Data items:
● ● ● ●

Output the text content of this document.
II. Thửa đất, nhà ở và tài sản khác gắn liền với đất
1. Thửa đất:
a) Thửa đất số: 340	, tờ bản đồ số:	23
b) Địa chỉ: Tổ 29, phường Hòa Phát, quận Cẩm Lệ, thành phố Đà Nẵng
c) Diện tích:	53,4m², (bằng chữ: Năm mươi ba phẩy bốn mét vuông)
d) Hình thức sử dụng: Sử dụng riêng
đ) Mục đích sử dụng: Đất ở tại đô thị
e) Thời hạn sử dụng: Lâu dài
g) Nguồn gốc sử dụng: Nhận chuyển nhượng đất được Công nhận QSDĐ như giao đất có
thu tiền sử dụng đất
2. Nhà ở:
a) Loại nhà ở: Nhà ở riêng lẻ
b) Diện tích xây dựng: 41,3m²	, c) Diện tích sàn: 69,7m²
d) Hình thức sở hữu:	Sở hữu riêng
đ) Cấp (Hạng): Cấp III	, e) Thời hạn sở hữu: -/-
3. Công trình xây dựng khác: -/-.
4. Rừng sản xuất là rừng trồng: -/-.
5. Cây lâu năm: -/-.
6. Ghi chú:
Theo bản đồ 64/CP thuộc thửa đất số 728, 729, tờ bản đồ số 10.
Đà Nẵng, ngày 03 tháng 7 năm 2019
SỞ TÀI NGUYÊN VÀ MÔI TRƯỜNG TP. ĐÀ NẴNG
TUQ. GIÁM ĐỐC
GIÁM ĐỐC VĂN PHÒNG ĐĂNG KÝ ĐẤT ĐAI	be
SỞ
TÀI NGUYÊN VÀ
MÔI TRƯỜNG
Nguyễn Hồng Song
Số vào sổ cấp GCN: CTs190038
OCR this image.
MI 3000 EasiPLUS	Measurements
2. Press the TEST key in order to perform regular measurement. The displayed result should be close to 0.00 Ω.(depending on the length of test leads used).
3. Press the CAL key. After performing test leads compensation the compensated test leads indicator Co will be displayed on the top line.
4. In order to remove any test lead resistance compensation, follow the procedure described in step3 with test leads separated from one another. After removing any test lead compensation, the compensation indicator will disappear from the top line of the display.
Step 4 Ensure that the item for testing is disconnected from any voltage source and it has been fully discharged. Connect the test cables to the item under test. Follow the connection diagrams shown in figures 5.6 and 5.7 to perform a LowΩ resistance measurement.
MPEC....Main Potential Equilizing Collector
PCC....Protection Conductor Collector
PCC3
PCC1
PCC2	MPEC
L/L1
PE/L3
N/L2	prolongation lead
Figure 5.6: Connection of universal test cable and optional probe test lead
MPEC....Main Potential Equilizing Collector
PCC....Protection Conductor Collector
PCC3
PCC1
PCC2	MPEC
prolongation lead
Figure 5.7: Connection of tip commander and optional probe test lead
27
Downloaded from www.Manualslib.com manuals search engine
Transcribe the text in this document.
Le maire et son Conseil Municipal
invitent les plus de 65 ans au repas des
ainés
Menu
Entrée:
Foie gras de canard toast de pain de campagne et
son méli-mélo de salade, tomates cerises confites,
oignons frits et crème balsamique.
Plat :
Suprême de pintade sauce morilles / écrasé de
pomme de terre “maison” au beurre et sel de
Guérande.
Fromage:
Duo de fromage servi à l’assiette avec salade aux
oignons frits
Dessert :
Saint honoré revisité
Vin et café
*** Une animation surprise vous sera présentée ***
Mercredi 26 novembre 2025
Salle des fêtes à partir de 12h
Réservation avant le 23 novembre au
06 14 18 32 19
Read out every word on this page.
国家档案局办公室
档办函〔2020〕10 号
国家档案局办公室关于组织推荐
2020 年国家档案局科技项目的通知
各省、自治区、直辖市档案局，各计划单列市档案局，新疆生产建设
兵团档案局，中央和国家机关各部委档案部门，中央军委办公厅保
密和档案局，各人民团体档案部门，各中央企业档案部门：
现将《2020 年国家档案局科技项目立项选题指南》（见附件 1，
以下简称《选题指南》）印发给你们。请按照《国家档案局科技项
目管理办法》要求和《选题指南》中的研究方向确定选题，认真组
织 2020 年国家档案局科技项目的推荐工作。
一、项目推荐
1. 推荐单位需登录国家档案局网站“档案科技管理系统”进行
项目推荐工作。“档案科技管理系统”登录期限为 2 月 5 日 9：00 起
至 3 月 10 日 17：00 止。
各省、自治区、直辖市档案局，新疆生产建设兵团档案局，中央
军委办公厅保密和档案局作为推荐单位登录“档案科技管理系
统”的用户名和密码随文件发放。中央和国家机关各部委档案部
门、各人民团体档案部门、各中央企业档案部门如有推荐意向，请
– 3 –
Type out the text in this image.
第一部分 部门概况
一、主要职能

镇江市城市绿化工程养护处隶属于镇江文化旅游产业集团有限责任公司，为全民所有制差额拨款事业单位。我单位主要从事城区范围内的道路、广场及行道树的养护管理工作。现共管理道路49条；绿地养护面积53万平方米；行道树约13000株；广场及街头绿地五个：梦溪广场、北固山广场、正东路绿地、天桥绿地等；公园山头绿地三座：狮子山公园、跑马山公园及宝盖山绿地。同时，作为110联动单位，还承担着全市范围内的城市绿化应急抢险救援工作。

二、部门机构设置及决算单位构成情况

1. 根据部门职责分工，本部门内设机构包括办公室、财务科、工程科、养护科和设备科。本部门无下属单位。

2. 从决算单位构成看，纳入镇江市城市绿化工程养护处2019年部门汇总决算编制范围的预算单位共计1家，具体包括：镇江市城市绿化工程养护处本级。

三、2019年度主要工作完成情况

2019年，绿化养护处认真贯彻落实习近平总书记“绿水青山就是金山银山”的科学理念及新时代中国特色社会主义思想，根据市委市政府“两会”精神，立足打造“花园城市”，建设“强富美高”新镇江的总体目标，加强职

● ● ● ●

Do this:
What number of lines in the records contain the word "GIÁM"? Answer with that number alone.

Solution to this task:
2